Which lines contain the string "type"? Please list every one of them.

**Structured figure records:**
++++++++
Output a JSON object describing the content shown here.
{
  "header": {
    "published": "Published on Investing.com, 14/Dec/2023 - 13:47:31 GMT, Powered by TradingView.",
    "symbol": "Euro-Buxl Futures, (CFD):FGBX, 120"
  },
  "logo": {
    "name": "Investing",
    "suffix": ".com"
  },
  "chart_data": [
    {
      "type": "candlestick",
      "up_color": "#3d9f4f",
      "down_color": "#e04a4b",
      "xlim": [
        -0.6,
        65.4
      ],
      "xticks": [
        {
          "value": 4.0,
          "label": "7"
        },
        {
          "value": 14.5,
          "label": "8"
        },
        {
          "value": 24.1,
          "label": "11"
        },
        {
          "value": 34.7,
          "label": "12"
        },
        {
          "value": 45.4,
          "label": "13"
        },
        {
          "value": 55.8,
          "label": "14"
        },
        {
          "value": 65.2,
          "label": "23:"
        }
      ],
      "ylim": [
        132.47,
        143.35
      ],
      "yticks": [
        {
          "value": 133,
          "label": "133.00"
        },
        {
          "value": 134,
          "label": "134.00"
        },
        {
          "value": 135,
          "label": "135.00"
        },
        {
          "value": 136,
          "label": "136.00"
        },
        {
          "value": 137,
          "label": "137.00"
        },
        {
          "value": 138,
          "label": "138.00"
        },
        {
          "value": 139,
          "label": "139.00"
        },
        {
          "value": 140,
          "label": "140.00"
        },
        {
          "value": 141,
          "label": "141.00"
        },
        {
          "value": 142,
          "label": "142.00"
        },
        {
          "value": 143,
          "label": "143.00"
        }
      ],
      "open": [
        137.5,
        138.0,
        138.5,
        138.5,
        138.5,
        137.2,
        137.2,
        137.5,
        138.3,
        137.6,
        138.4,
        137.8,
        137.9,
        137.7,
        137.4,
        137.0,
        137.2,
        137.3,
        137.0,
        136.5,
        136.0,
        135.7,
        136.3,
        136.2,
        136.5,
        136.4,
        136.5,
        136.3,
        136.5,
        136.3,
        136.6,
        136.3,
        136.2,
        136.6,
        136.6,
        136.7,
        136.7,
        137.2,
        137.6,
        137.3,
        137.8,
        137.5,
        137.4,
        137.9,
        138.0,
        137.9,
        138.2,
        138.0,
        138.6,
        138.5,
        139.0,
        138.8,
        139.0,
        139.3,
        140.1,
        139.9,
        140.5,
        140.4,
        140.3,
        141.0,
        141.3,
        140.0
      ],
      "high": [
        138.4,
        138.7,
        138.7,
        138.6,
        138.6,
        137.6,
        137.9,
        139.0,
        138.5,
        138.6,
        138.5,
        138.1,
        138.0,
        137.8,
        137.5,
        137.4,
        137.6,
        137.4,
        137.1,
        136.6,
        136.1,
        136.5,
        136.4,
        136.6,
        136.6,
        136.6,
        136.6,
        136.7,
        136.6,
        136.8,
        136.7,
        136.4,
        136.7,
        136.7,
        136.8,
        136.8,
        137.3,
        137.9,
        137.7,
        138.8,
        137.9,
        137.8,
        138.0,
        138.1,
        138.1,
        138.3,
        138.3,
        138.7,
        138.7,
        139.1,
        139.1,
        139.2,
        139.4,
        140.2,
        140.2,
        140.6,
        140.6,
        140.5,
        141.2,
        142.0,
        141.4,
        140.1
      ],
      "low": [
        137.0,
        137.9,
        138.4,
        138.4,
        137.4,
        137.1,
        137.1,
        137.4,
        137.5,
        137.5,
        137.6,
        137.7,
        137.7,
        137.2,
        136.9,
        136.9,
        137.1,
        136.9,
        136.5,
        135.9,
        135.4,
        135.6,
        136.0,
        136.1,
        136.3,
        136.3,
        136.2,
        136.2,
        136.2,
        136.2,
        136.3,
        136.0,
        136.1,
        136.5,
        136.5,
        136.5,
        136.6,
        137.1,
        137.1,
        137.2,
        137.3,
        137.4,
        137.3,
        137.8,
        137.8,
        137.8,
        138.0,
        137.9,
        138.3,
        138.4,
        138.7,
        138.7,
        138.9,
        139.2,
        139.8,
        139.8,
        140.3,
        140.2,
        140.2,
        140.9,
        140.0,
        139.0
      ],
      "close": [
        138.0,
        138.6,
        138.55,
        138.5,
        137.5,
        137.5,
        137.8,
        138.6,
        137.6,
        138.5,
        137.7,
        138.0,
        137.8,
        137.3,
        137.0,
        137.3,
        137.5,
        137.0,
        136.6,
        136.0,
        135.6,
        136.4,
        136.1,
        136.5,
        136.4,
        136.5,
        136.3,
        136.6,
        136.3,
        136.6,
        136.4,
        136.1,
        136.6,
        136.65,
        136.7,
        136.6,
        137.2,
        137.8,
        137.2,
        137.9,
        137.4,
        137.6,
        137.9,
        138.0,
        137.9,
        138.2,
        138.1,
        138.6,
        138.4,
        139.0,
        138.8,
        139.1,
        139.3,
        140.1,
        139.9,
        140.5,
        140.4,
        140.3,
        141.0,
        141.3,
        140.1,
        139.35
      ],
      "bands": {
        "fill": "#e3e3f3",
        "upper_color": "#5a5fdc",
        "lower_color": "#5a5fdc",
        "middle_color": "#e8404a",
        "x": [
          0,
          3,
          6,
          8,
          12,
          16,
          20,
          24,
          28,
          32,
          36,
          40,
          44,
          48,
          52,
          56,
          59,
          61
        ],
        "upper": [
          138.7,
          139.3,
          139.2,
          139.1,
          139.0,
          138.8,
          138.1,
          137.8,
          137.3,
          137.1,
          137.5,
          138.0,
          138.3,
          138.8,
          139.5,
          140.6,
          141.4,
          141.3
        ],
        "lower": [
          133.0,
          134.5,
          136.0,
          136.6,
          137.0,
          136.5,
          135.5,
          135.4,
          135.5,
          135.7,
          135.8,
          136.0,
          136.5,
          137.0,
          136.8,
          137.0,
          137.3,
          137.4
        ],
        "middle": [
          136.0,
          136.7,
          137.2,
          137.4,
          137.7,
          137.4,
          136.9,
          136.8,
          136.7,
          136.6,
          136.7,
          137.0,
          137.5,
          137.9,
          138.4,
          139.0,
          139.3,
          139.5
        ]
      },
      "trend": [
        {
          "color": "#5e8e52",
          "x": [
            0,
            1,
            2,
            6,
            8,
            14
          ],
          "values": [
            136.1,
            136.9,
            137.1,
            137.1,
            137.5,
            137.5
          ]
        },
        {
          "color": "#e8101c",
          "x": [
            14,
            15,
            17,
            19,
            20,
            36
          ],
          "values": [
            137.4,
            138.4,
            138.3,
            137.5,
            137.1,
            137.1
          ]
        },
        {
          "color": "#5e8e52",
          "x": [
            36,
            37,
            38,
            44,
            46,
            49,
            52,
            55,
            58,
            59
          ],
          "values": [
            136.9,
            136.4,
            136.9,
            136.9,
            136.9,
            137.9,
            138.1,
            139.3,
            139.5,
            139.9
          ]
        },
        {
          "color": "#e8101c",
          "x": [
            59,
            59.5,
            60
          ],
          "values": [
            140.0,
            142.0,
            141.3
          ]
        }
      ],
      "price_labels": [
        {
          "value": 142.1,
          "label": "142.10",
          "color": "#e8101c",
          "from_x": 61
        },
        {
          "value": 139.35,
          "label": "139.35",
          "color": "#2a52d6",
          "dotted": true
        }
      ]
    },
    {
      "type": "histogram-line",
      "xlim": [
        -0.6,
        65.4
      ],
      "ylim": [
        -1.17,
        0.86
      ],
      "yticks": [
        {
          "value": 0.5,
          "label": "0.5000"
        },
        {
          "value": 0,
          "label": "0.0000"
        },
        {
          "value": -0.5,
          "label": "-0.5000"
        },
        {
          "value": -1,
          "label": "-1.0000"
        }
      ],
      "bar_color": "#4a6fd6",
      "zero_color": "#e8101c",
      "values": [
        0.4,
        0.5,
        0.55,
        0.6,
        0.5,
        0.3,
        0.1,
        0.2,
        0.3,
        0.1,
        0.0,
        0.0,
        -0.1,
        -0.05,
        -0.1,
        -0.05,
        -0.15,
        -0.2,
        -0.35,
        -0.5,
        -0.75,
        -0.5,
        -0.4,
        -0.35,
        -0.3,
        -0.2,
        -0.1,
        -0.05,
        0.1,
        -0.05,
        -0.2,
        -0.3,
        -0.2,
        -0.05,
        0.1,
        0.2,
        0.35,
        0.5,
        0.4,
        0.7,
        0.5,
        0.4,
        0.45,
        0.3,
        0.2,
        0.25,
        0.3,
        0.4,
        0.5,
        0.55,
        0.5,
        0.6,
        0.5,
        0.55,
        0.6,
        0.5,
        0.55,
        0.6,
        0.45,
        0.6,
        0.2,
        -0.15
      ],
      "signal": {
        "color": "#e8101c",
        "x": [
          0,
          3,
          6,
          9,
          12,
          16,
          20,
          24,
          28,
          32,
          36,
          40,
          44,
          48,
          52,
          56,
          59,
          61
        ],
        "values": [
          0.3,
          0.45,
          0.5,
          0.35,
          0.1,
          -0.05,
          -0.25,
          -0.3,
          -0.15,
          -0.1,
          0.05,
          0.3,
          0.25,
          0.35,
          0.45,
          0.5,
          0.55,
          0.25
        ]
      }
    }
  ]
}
++++++++
**Task result:**
      "type": "candlestick",
      "type": "histogram-line",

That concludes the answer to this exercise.